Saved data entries
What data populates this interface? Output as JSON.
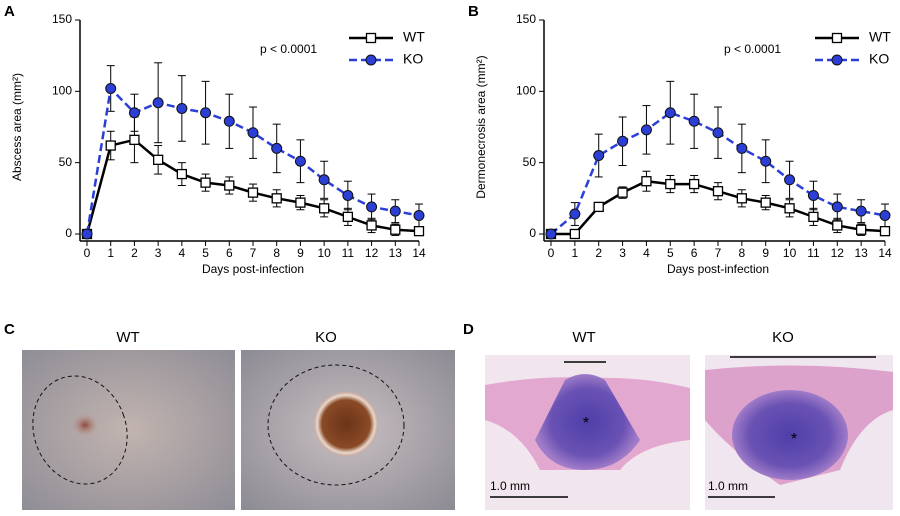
{
  "chart_data": [
    {
      "type": "line",
      "panel": "A",
      "ylabel": "Abscess area (mm²)",
      "xlabel": "Days post-infection",
      "annotation": "p < 0.0001",
      "x": [
        0,
        1,
        2,
        3,
        4,
        5,
        6,
        7,
        8,
        9,
        10,
        11,
        12,
        13,
        14
      ],
      "xlim": [
        0,
        14
      ],
      "xticks": [
        0,
        1,
        2,
        3,
        4,
        5,
        6,
        7,
        8,
        9,
        10,
        11,
        12,
        13,
        14
      ],
      "ylim": [
        0,
        150
      ],
      "yticks": [
        0,
        50,
        100,
        150
      ],
      "grid": false,
      "legend": "upper right",
      "series": [
        {
          "name": "WT",
          "color": "#000000",
          "marker": "square",
          "linestyle": "solid",
          "values": [
            0,
            62,
            66,
            52,
            42,
            36,
            34,
            29,
            25,
            22,
            18,
            12,
            6,
            3,
            2
          ],
          "errors": [
            0,
            10,
            16,
            10,
            8,
            6,
            6,
            6,
            6,
            5,
            6,
            6,
            5,
            4,
            3
          ]
        },
        {
          "name": "KO",
          "color": "#2b3fd6",
          "marker": "circle",
          "linestyle": "dashed",
          "values": [
            0,
            102,
            85,
            92,
            88,
            85,
            79,
            71,
            60,
            51,
            38,
            27,
            19,
            16,
            13
          ],
          "errors": [
            0,
            16,
            13,
            28,
            23,
            22,
            19,
            18,
            17,
            15,
            13,
            10,
            9,
            8,
            8
          ]
        }
      ]
    },
    {
      "type": "line",
      "panel": "B",
      "ylabel": "Dermonecrosis area (mm²)",
      "xlabel": "Days post-infection",
      "annotation": "p < 0.0001",
      "x": [
        0,
        1,
        2,
        3,
        4,
        5,
        6,
        7,
        8,
        9,
        10,
        11,
        12,
        13,
        14
      ],
      "xlim": [
        0,
        14
      ],
      "xticks": [
        0,
        1,
        2,
        3,
        4,
        5,
        6,
        7,
        8,
        9,
        10,
        11,
        12,
        13,
        14
      ],
      "ylim": [
        0,
        150
      ],
      "yticks": [
        0,
        50,
        100,
        150
      ],
      "grid": false,
      "legend": "upper right",
      "series": [
        {
          "name": "WT",
          "color": "#000000",
          "marker": "square",
          "linestyle": "solid",
          "values": [
            0,
            0,
            19,
            29,
            37,
            35,
            35,
            30,
            25,
            22,
            18,
            12,
            6,
            3,
            2
          ],
          "errors": [
            0,
            1,
            2,
            4,
            7,
            6,
            6,
            6,
            6,
            5,
            6,
            6,
            5,
            4,
            3
          ]
        },
        {
          "name": "KO",
          "color": "#2b3fd6",
          "marker": "circle",
          "linestyle": "dashed",
          "values": [
            0,
            14,
            55,
            65,
            73,
            85,
            79,
            71,
            60,
            51,
            38,
            27,
            19,
            16,
            13
          ],
          "errors": [
            0,
            8,
            15,
            17,
            17,
            22,
            19,
            18,
            17,
            15,
            13,
            10,
            9,
            8,
            8
          ]
        }
      ]
    }
  ],
  "panels": [
    {
      "label": "C",
      "images": [
        {
          "title": "WT"
        },
        {
          "title": "KO"
        }
      ]
    },
    {
      "label": "D",
      "images": [
        {
          "title": "WT",
          "scale_bar": "1.0 mm",
          "marker": "*"
        },
        {
          "title": "KO",
          "scale_bar": "1.0 mm",
          "marker": "*"
        }
      ]
    }
  ]
}
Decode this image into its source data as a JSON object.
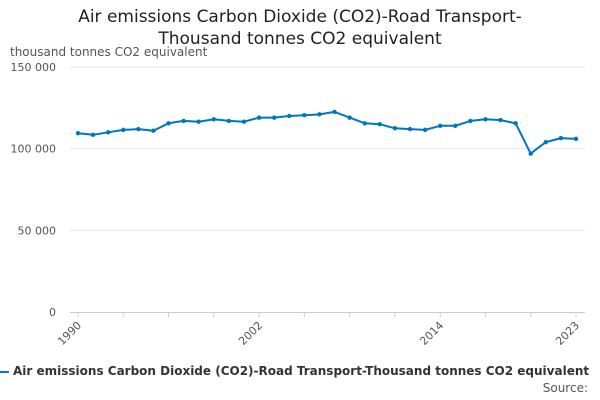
{
  "chart_data": {
    "type": "line",
    "title_line1": "Air emissions Carbon Dioxide (CO2)-Road Transport-",
    "title_line2": "Thousand tonnes CO2 equivalent",
    "ylabel": "thousand tonnes CO2 equivalent",
    "xlabel": "",
    "ylim": [
      0,
      150000
    ],
    "xlim": [
      1990,
      2023
    ],
    "y_ticks": [
      {
        "value": 0,
        "label": "0"
      },
      {
        "value": 50000,
        "label": "50 000"
      },
      {
        "value": 100000,
        "label": "100 000"
      },
      {
        "value": 150000,
        "label": "150 000"
      }
    ],
    "x_ticks": [
      {
        "value": 1990,
        "label": "1990"
      },
      {
        "value": 2002,
        "label": "2002"
      },
      {
        "value": 2014,
        "label": "2014"
      },
      {
        "value": 2023,
        "label": "2023"
      }
    ],
    "grid": "horizontal",
    "legend_position": "bottom",
    "series": [
      {
        "name": "Air emissions Carbon Dioxide (CO2)-Road Transport-Thousand tonnes CO2 equivalent",
        "color": "#0077bb",
        "x": [
          1990,
          1991,
          1992,
          1993,
          1994,
          1995,
          1996,
          1997,
          1998,
          1999,
          2000,
          2001,
          2002,
          2003,
          2004,
          2005,
          2006,
          2007,
          2008,
          2009,
          2010,
          2011,
          2012,
          2013,
          2014,
          2015,
          2016,
          2017,
          2018,
          2019,
          2020,
          2021,
          2022,
          2023
        ],
        "values": [
          109500,
          108500,
          110000,
          111500,
          112000,
          111000,
          115500,
          117000,
          116500,
          118000,
          117000,
          116500,
          119000,
          119000,
          120000,
          120500,
          121000,
          122500,
          119000,
          115500,
          115000,
          112500,
          112000,
          111500,
          114000,
          114000,
          117000,
          118000,
          117500,
          115500,
          97000,
          104000,
          106500,
          106000
        ]
      }
    ],
    "legend_label": "Air emissions Carbon Dioxide (CO2)-Road Transport-Thousand tonnes CO2 equivalent",
    "source_label": "Source:"
  }
}
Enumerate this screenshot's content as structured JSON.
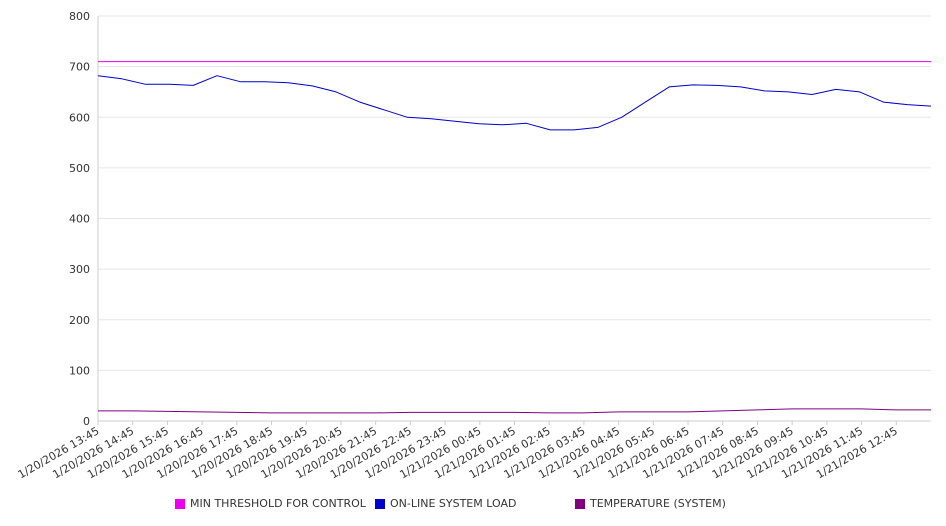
{
  "chart_data": {
    "type": "line",
    "title": "",
    "xlabel": "",
    "ylabel": "",
    "ylim": [
      0,
      800
    ],
    "yticks": [
      0,
      100,
      200,
      300,
      400,
      500,
      600,
      700,
      800
    ],
    "grid": true,
    "legend_position": "bottom",
    "x_tick_labels": [
      "1/20/2026 13:45",
      "1/20/2026 14:45",
      "1/20/2026 15:45",
      "1/20/2026 16:45",
      "1/20/2026 17:45",
      "1/20/2026 18:45",
      "1/20/2026 19:45",
      "1/20/2026 20:45",
      "1/20/2026 21:45",
      "1/20/2026 22:45",
      "1/20/2026 23:45",
      "1/21/2026 00:45",
      "1/21/2026 01:45",
      "1/21/2026 02:45",
      "1/21/2026 03:45",
      "1/21/2026 04:45",
      "1/21/2026 05:45",
      "1/21/2026 06:45",
      "1/21/2026 07:45",
      "1/21/2026 08:45",
      "1/21/2026 09:45",
      "1/21/2026 10:45",
      "1/21/2026 11:45",
      "1/21/2026 12:45"
    ],
    "x_start": "1/20/2026 13:45",
    "x_end": "1/21/2026 13:45",
    "series": [
      {
        "name": "MIN THRESHOLD FOR CONTROL",
        "color": "#ee00ee",
        "values": [
          710,
          710,
          710,
          710,
          710,
          710,
          710,
          710,
          710,
          710,
          710,
          710,
          710,
          710,
          710,
          710,
          710,
          710,
          710,
          710,
          710,
          710,
          710,
          710,
          710
        ]
      },
      {
        "name": "ON-LINE SYSTEM LOAD",
        "color": "#0000cc",
        "values": [
          682,
          676,
          665,
          665,
          663,
          682,
          670,
          670,
          668,
          662,
          650,
          630,
          615,
          600,
          597,
          592,
          587,
          585,
          588,
          575,
          575,
          580,
          600,
          630,
          660,
          664,
          663,
          660,
          652,
          650,
          645,
          655,
          650,
          630,
          625,
          622
        ]
      },
      {
        "name": "TEMPERATURE (SYSTEM)",
        "color": "#800080",
        "values": [
          20,
          20,
          19,
          18,
          17,
          16,
          16,
          16,
          16,
          17,
          17,
          17,
          17,
          16,
          16,
          18,
          18,
          18,
          20,
          22,
          24,
          24,
          24,
          22,
          22
        ]
      }
    ]
  }
}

• PROBLEM TO SOLVE
From the material above, gather all lines that include the string "equivalent" and copy them.

• RESULT BELOW
    "title_line2": "Thousand tonnes CO2 equivalent",
    "ylabel": "thousand tonnes CO2 equivalent",
        "name": "Air emissions Carbon Dioxide (CO2)-Road Transport-Thousand tonnes CO2 equivalent",
    "legend_label": "Air emissions Carbon Dioxide (CO2)-Road Transport-Thousand tonnes CO2 equivalent",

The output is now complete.